» **Task prompt**
Go through the data below. Pull out every line that has the word "Troyeshchyna".

*** Input rows ***

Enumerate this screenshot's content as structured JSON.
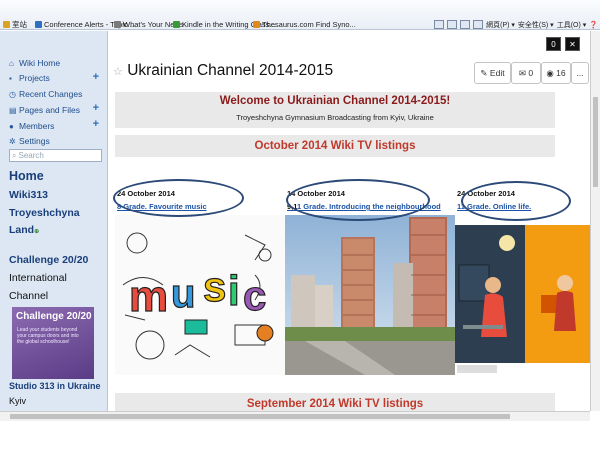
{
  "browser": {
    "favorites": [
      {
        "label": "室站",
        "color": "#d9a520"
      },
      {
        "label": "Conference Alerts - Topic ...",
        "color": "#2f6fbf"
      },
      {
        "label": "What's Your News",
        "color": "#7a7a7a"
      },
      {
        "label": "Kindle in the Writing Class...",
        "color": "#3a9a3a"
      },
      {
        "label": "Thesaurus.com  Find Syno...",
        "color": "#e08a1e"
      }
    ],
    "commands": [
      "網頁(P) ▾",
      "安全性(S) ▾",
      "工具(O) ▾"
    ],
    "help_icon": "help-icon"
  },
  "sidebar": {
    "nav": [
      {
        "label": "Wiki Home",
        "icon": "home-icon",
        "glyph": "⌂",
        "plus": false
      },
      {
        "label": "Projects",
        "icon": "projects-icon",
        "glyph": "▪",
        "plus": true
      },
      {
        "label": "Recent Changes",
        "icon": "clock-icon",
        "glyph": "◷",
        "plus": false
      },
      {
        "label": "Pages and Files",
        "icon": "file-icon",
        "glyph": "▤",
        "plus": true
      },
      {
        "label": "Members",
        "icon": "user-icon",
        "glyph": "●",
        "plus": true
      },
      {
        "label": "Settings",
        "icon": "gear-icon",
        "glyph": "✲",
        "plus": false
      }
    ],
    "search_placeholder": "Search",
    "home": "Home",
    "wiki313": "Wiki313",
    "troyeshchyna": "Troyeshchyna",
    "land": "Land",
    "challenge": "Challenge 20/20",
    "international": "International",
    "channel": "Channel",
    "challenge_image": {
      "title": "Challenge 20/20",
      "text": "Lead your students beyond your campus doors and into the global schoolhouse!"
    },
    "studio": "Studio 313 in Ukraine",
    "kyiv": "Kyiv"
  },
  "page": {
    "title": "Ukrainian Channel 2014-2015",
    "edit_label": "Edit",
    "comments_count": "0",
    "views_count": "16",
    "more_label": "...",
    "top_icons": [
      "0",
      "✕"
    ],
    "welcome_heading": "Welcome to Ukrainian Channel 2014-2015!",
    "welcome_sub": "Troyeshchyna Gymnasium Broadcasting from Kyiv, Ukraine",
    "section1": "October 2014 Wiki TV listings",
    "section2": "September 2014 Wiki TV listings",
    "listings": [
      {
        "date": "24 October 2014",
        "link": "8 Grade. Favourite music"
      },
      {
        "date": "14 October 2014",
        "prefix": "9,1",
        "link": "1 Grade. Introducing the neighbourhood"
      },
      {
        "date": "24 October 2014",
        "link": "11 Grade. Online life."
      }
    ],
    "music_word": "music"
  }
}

***
*** Input rows ***

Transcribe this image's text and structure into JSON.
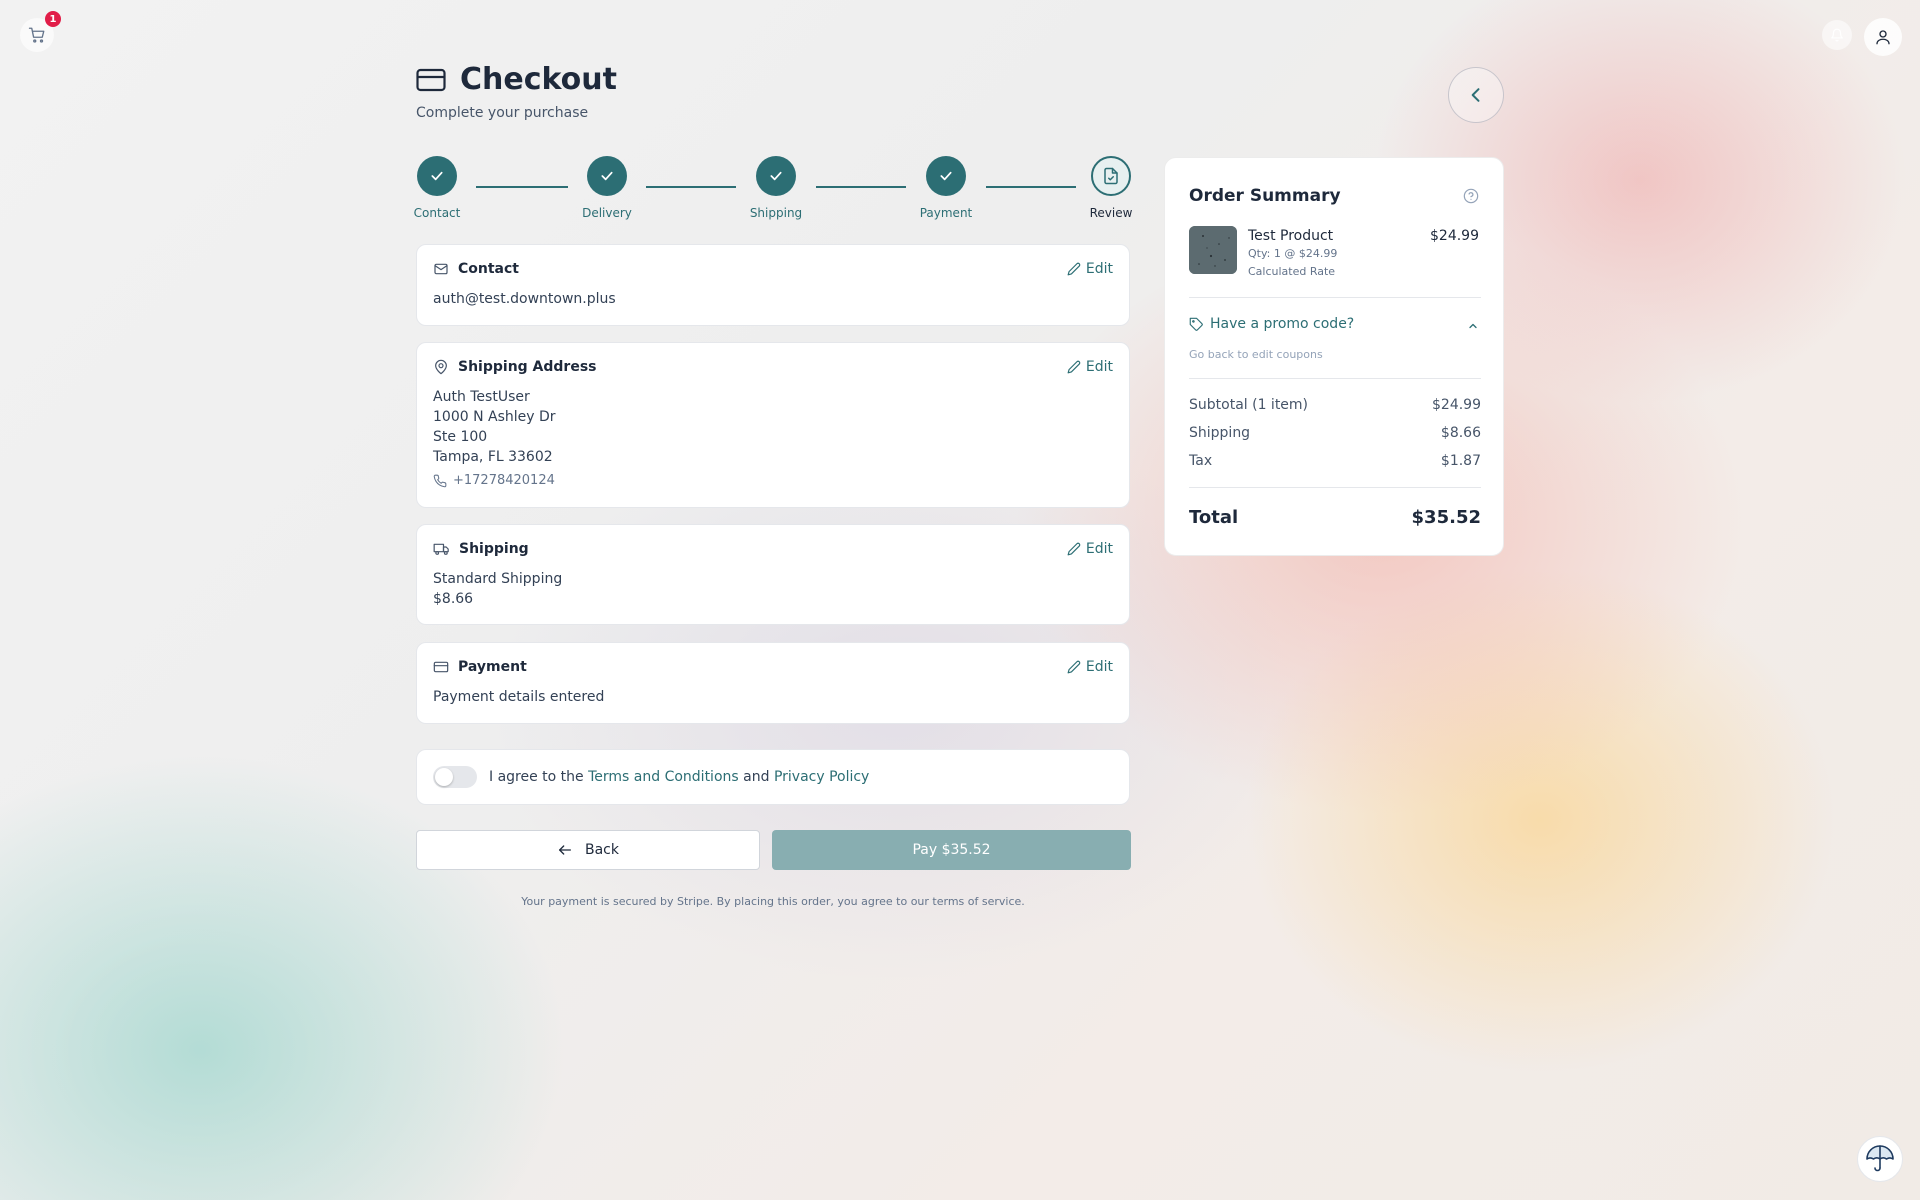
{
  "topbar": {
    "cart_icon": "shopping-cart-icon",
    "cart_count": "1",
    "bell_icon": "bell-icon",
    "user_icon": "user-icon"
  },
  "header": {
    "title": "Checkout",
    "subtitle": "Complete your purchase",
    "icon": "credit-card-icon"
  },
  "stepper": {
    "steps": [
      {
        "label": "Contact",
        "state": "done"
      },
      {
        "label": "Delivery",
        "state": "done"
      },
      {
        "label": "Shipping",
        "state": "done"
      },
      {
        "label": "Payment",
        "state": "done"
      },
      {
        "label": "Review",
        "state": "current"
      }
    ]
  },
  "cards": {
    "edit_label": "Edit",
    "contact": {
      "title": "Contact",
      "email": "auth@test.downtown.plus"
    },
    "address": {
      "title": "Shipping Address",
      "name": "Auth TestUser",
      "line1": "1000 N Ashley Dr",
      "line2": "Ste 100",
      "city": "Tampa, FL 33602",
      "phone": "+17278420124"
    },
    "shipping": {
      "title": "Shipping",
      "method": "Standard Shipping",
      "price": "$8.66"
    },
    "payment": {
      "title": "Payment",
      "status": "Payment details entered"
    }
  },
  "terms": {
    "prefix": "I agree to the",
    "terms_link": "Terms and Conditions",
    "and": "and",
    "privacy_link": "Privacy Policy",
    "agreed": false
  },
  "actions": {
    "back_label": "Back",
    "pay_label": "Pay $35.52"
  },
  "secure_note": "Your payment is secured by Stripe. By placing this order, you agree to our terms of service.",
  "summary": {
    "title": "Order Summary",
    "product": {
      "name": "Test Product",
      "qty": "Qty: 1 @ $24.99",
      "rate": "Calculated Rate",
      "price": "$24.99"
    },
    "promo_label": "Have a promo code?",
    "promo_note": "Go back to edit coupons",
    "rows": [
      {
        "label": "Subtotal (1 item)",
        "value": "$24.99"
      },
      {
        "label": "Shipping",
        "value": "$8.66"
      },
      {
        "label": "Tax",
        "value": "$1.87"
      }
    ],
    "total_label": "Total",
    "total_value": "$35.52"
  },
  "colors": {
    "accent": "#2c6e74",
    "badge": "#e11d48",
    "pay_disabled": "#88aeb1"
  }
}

***

» **Task solution**
    "troyeshchyna": "Troyeshchyna",
    "welcome_sub": "Troyeshchyna Gymnasium Broadcasting from Kyiv, Ukraine",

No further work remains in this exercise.